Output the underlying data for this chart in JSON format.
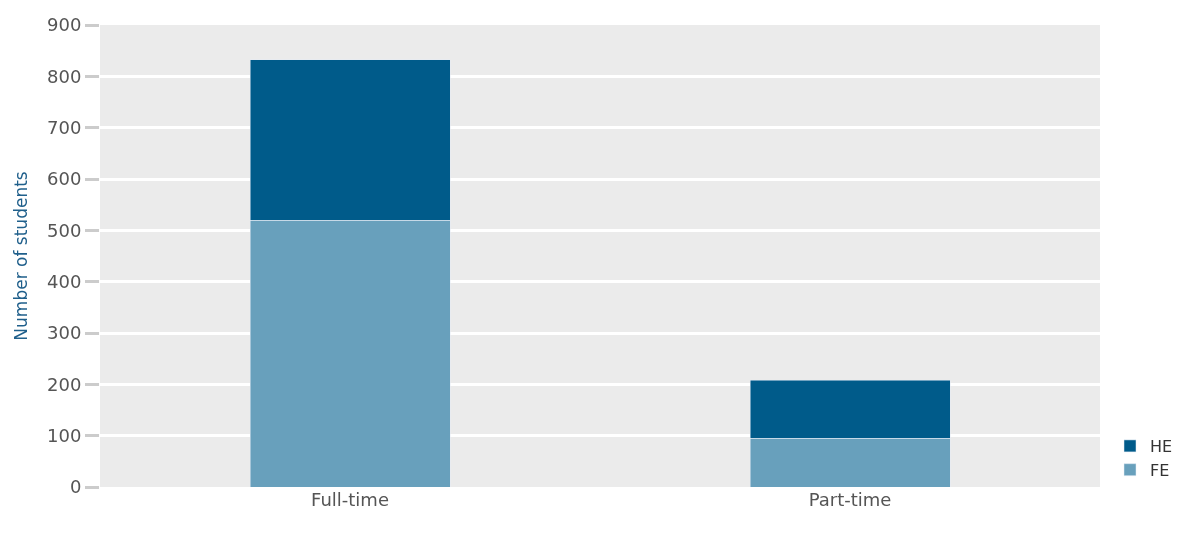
{
  "chart_data": {
    "type": "bar",
    "stacked": true,
    "categories": [
      "Full-time",
      "Part-time"
    ],
    "ylabel": "Number of students",
    "ylim": [
      0,
      900
    ],
    "yticks": [
      0,
      100,
      200,
      300,
      400,
      500,
      600,
      700,
      800,
      900
    ],
    "grid": "y",
    "legend": "bottom right",
    "series": [
      {
        "name": "FE",
        "color": "#68a0bc",
        "values": [
          520,
          95
        ]
      },
      {
        "name": "HE",
        "color": "#005b8a",
        "values": [
          312,
          113
        ]
      }
    ]
  }
}
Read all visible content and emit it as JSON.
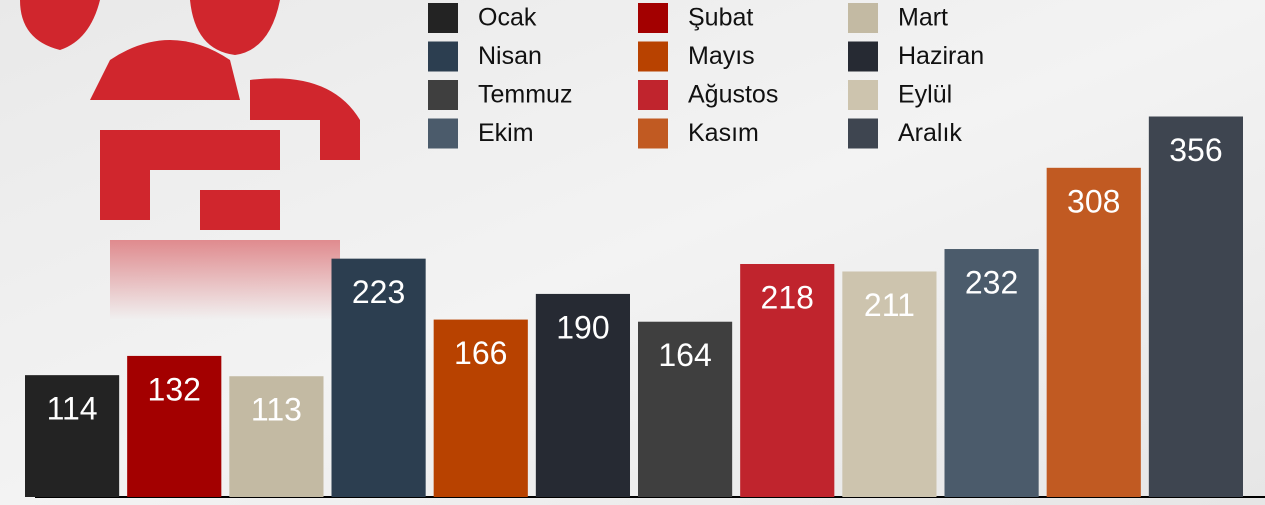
{
  "chart_data": {
    "type": "bar",
    "categories": [
      "Ocak",
      "Şubat",
      "Mart",
      "Nisan",
      "Mayıs",
      "Haziran",
      "Temmuz",
      "Ağustos",
      "Eylül",
      "Ekim",
      "Kasım",
      "Aralık"
    ],
    "values": [
      114,
      132,
      113,
      223,
      166,
      190,
      164,
      218,
      211,
      232,
      308,
      356
    ],
    "colors": [
      "#232323",
      "#a30000",
      "#c3baa3",
      "#2c3e50",
      "#b84200",
      "#262a33",
      "#3f3f3f",
      "#c0242d",
      "#cdc4ae",
      "#4b5b6b",
      "#c15a22",
      "#3e4550"
    ],
    "ylim": [
      0,
      465
    ]
  }
}
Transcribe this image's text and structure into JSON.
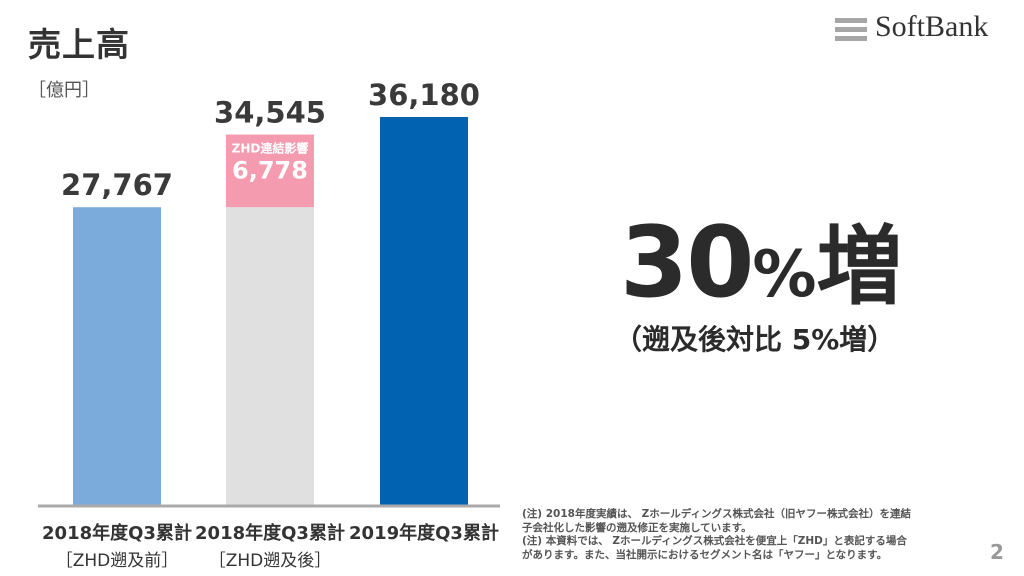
{
  "title": "売上高",
  "unit": "［億円］",
  "logo": {
    "text": "SoftBank"
  },
  "chart_data": {
    "type": "bar",
    "title": "売上高",
    "ylabel": "［億円］",
    "ylim": [
      0,
      36180
    ],
    "categories": [
      {
        "line1": "2018年度Q3累計",
        "line2": "［ZHD遡及前］"
      },
      {
        "line1": "2018年度Q3累計",
        "line2": "［ZHD遡及後］"
      },
      {
        "line1": "2019年度Q3累計",
        "line2": ""
      }
    ],
    "bars": [
      {
        "total": 27767,
        "total_label": "27,767",
        "segments": [
          {
            "value": 27767,
            "color": "#7aabdb"
          }
        ]
      },
      {
        "total": 34545,
        "total_label": "34,545",
        "segments": [
          {
            "value": 27767,
            "color": "#e0e0e0"
          },
          {
            "value": 6778,
            "color": "#f49bb0",
            "label_top": "ZHD連結影響",
            "label_value": "6,778"
          }
        ]
      },
      {
        "total": 36180,
        "total_label": "36,180",
        "segments": [
          {
            "value": 36180,
            "color": "#0062b1"
          }
        ]
      }
    ]
  },
  "highlight": {
    "number": "30",
    "percent": "%",
    "suffix": "増",
    "sub": "（遡及後対比 5%増）"
  },
  "notes": [
    "(注) 2018年度実績は、 Zホールディングス株式会社（旧ヤフー株式会社）を連結",
    "子会社化した影響の遡及修正を実施しています。",
    "(注) 本資料では、 Zホールディングス株式会社を便宜上「ZHD」と表記する場合",
    "があります。また、当社開示におけるセグメント名は「ヤフー」となります。"
  ],
  "page_number": "2"
}
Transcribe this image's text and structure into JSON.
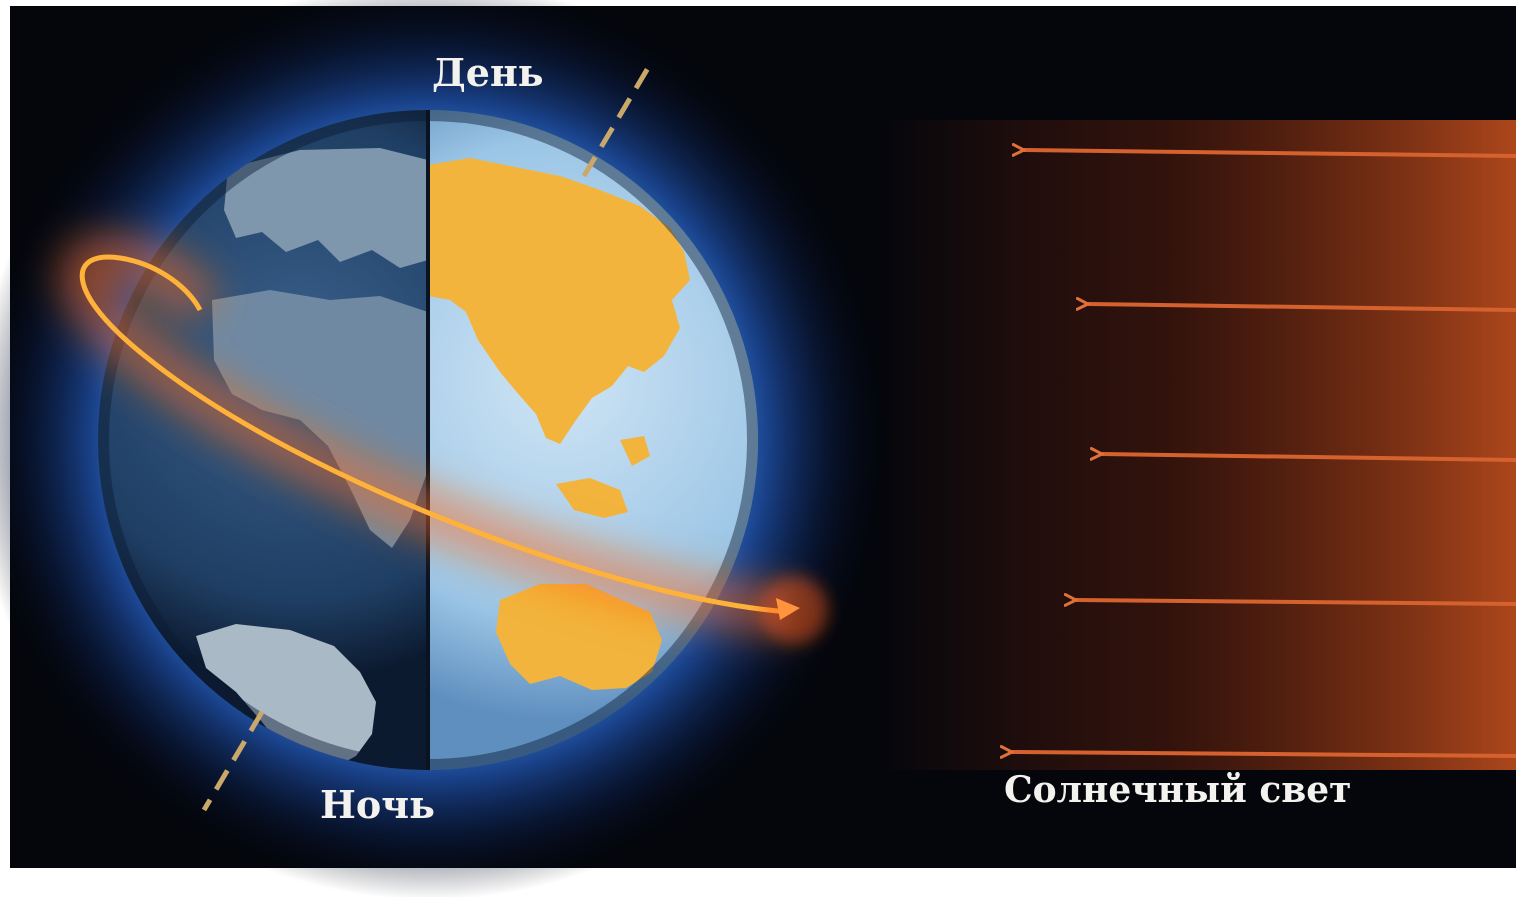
{
  "labels": {
    "day": "День",
    "night": "Ночь",
    "sunlight": "Солнечный свет"
  },
  "colors": {
    "space": "#04060c",
    "atmosphere_glow": "#2f6fd0",
    "ocean_day": "#9cc6e6",
    "land_day": "#f2b43c",
    "ocean_night": "#1f3e63",
    "land_night": "#7f97ad",
    "rotation_arrow": "#ffb23a",
    "sun_rays": "#d5622e",
    "sun_glow": "#8a2a0c",
    "axis": "#c9a86a"
  }
}
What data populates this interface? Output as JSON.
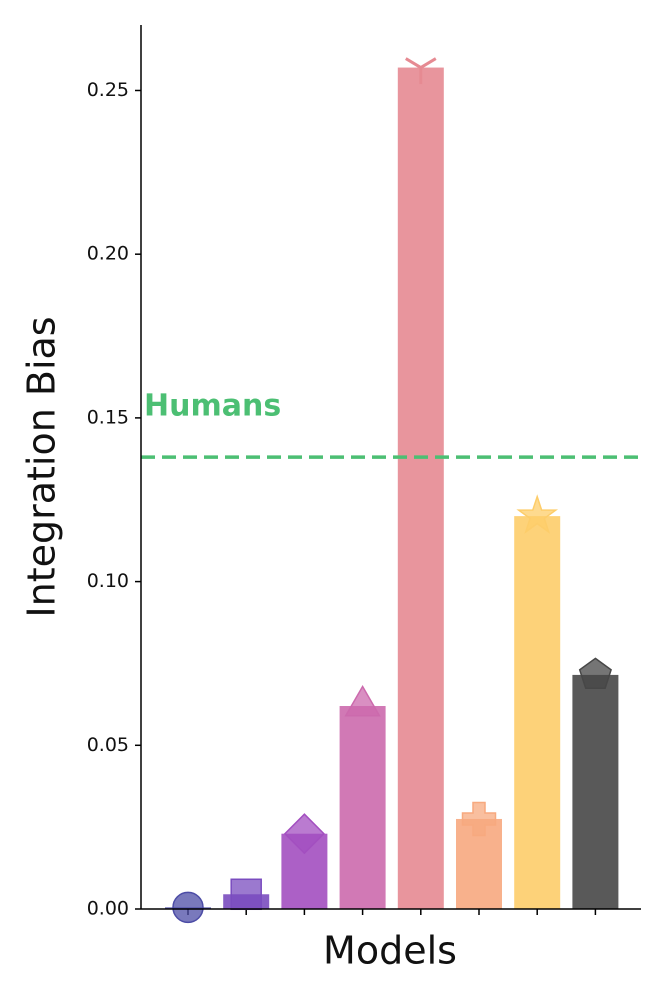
{
  "chart_data": {
    "type": "bar",
    "categories": [
      null,
      null,
      null,
      null,
      null,
      null,
      null,
      null
    ],
    "values": [
      0.0005,
      0.0045,
      0.023,
      0.062,
      0.257,
      0.0275,
      0.12,
      0.0715
    ],
    "colors": [
      "#4c4ca6",
      "#7a4cbf",
      "#a34fc0",
      "#cc6aad",
      "#e68a92",
      "#f7a97f",
      "#fdcd6a",
      "#474747"
    ],
    "markers": [
      "circle",
      "square",
      "diamond",
      "triangle",
      "tri_down",
      "plus",
      "star",
      "pentagon"
    ],
    "xlabel": "Models",
    "ylabel": "Integration Bias",
    "ylim": [
      0,
      0.27
    ],
    "yticks": [
      {
        "value": 0,
        "label": "0.00"
      },
      0.05,
      {
        "value": 0.1,
        "label": "0.10"
      },
      0.15,
      {
        "value": 0.2,
        "label": "0.20"
      },
      0.25
    ],
    "reference_line": {
      "label": "Humans",
      "value": 0.138,
      "color": "#4cbf73"
    }
  }
}
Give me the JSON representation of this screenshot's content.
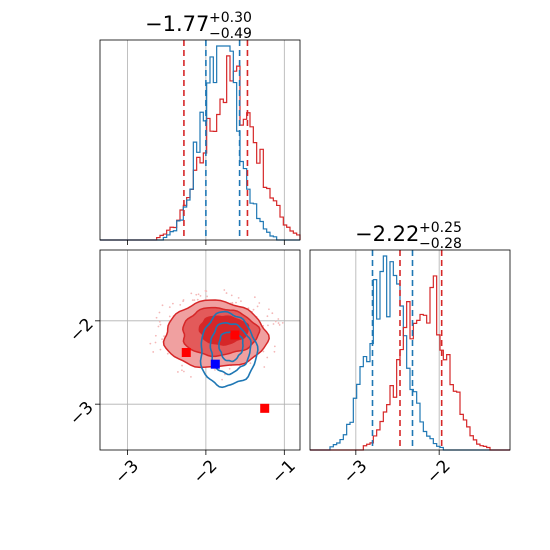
{
  "chart_data": {
    "type": "corner",
    "colors": {
      "red": "#d62728",
      "blue": "#1f77b4",
      "red_fill_light": "#f0a0a0",
      "red_fill_mid": "#e35a5a",
      "grid": "#b0b0b0",
      "marker_blue": "#0000ff",
      "marker_red": "#ff0000"
    },
    "grid": true,
    "params": [
      {
        "title_main": "−1.77",
        "title_plus": "+0.30",
        "title_minus": "−0.49",
        "range": [
          -3.35,
          -0.8
        ],
        "ticks": [
          -3,
          -2,
          -1
        ],
        "tick_labels": [
          "−3",
          "−2",
          "−1"
        ]
      },
      {
        "title_main": "−2.22",
        "title_plus": "+0.25",
        "title_minus": "−0.28",
        "range": [
          -3.55,
          -1.15
        ],
        "ticks": [
          -3,
          -2
        ],
        "tick_labels": [
          "−3",
          "−2"
        ]
      }
    ],
    "hist1": {
      "red": {
        "mean": -1.68,
        "sd": 0.33,
        "peak": 0.8,
        "quantiles": [
          -2.28,
          -1.47
        ]
      },
      "blue": {
        "mean": -1.82,
        "sd": 0.24,
        "peak": 1.0,
        "quantiles": [
          -2.0,
          -1.57
        ]
      }
    },
    "hist2": {
      "red": {
        "mean": -2.18,
        "sd": 0.26,
        "peak": 0.85,
        "quantiles": [
          -2.47,
          -1.97
        ]
      },
      "blue": {
        "mean": -2.64,
        "sd": 0.23,
        "peak": 0.87,
        "quantiles": [
          -2.8,
          -2.32
        ]
      }
    },
    "joint": {
      "red": {
        "center": [
          -1.88,
          -2.17
        ],
        "radius": [
          0.62,
          0.38
        ]
      },
      "blue": {
        "center": [
          -1.72,
          -2.35
        ],
        "radius": [
          0.34,
          0.42
        ]
      }
    },
    "markers": [
      {
        "color": "blue",
        "x": -1.88,
        "y": -2.52
      },
      {
        "color": "red",
        "x": -2.25,
        "y": -2.38
      },
      {
        "color": "red",
        "x": -1.63,
        "y": -2.17
      },
      {
        "color": "red",
        "x": -1.25,
        "y": -3.05
      }
    ]
  }
}
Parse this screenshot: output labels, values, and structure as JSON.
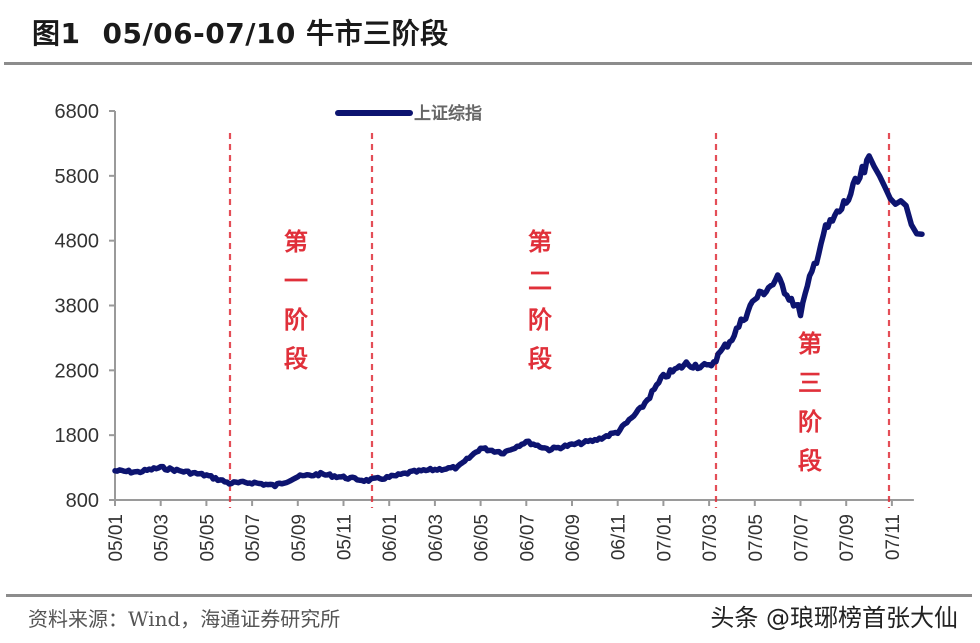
{
  "header": {
    "figure_label": "图1",
    "title": "05/06-07/10 牛市三阶段"
  },
  "footer": {
    "source": "资料来源：Wind，海通证券研究所",
    "watermark": "头条 @琅琊榜首张大仙"
  },
  "colors": {
    "line": "#0d1470",
    "divider": "#e0303a",
    "axis": "#9a9a9a",
    "stage_text": "#e0303a"
  },
  "chart_data": {
    "type": "line",
    "title": "05/06-07/10 牛市三阶段",
    "xlabel": "",
    "ylabel": "",
    "ylim": [
      800,
      6800
    ],
    "yticks": [
      800,
      1800,
      2800,
      3800,
      4800,
      5800,
      6800
    ],
    "xticks": [
      "05/01",
      "05/03",
      "05/05",
      "05/07",
      "05/09",
      "05/11",
      "06/01",
      "06/03",
      "06/05",
      "06/07",
      "06/09",
      "06/11",
      "07/01",
      "07/03",
      "07/05",
      "07/07",
      "07/09",
      "07/11"
    ],
    "legend": [
      "上证综指"
    ],
    "legend_position": "top-center",
    "grid": false,
    "series": [
      {
        "name": "上证综指",
        "x": [
          "05/01",
          "05/02",
          "05/03",
          "05/04",
          "05/05",
          "05/06",
          "05/07",
          "05/08",
          "05/09",
          "05/10",
          "05/11",
          "05/12",
          "06/01",
          "06/02",
          "06/03",
          "06/04",
          "06/05",
          "06/06",
          "06/07",
          "06/08",
          "06/09",
          "06/10",
          "06/11",
          "06/12",
          "07/01",
          "07/02",
          "07/03",
          "07/04",
          "07/05",
          "07/06",
          "07/07",
          "07/08",
          "07/09",
          "07/10",
          "07/11"
        ],
        "values": [
          1250,
          1230,
          1300,
          1240,
          1180,
          1060,
          1070,
          1020,
          1160,
          1200,
          1150,
          1100,
          1150,
          1230,
          1270,
          1300,
          1600,
          1530,
          1700,
          1580,
          1650,
          1720,
          1850,
          2200,
          2700,
          2900,
          2850,
          3300,
          3900,
          4200,
          3700,
          4900,
          5400,
          6000,
          4900
        ]
      }
    ],
    "dividers": [
      {
        "label": "第一阶段起点",
        "x": "05/06"
      },
      {
        "label": "第二阶段起点",
        "x": "05/12"
      },
      {
        "label": "第三阶段起点",
        "x": "07/03"
      },
      {
        "label": "终点",
        "x": "07/10"
      }
    ],
    "annotations": [
      {
        "text": "第一阶段",
        "between": [
          "05/06",
          "05/12"
        ]
      },
      {
        "text": "第二阶段",
        "between": [
          "05/12",
          "07/03"
        ]
      },
      {
        "text": "第三阶段",
        "between": [
          "07/03",
          "07/10"
        ]
      }
    ]
  }
}
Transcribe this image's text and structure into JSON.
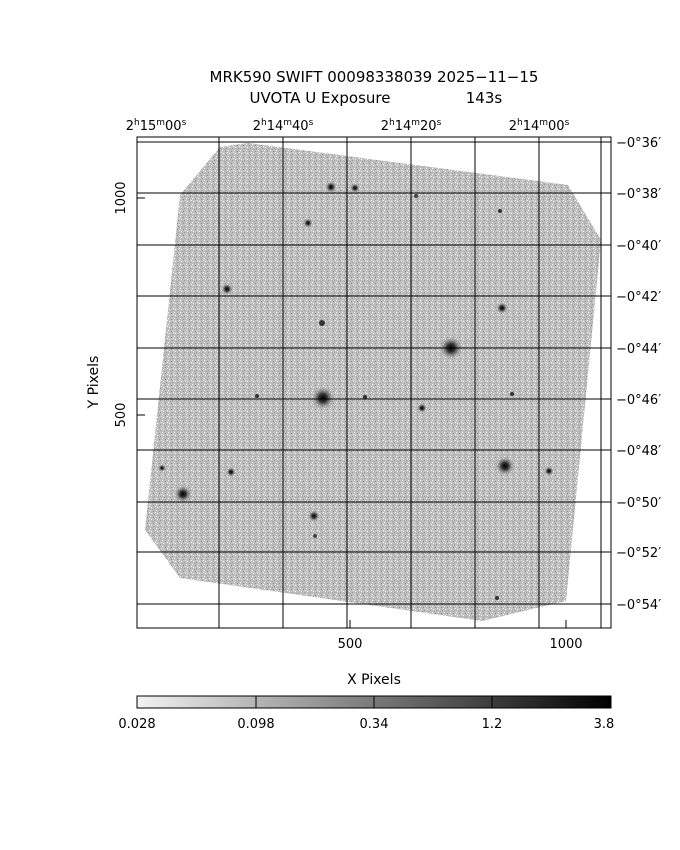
{
  "title": {
    "line1": "MRK590 SWIFT 00098338039 2025−11−15",
    "line2_left": "UVOTA U Exposure",
    "line2_right": "143s"
  },
  "axes": {
    "xlabel": "X Pixels",
    "ylabel": "Y Pixels",
    "x_ticks": [
      "500",
      "1000"
    ],
    "y_ticks": [
      "1000",
      "500"
    ],
    "ra_labels": [
      {
        "h": "2",
        "m": "15",
        "s": "00"
      },
      {
        "h": "2",
        "m": "14",
        "s": "40"
      },
      {
        "h": "2",
        "m": "14",
        "s": "20"
      },
      {
        "h": "2",
        "m": "14",
        "s": "00"
      }
    ],
    "dec_labels": [
      "−0°36′",
      "−0°38′",
      "−0°40′",
      "−0°42′",
      "−0°44′",
      "−0°46′",
      "−0°48′",
      "−0°50′",
      "−0°52′",
      "−0°54′"
    ]
  },
  "colorbar": {
    "labels": [
      "0.028",
      "0.098",
      "0.34",
      "1.2",
      "3.8"
    ],
    "low_color": "#f2f2f2",
    "high_color": "#000000"
  },
  "image": {
    "field_color": "#b4b4b4",
    "background": "#ffffff"
  }
}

● ● ● ● ●

# What you have to do
Find each line with the string "screenshot" and copy it out.

# Written answer
Give me the JSON representation of this screenshot's content.
Parse this screenshot: output labels, values, and structure as JSON.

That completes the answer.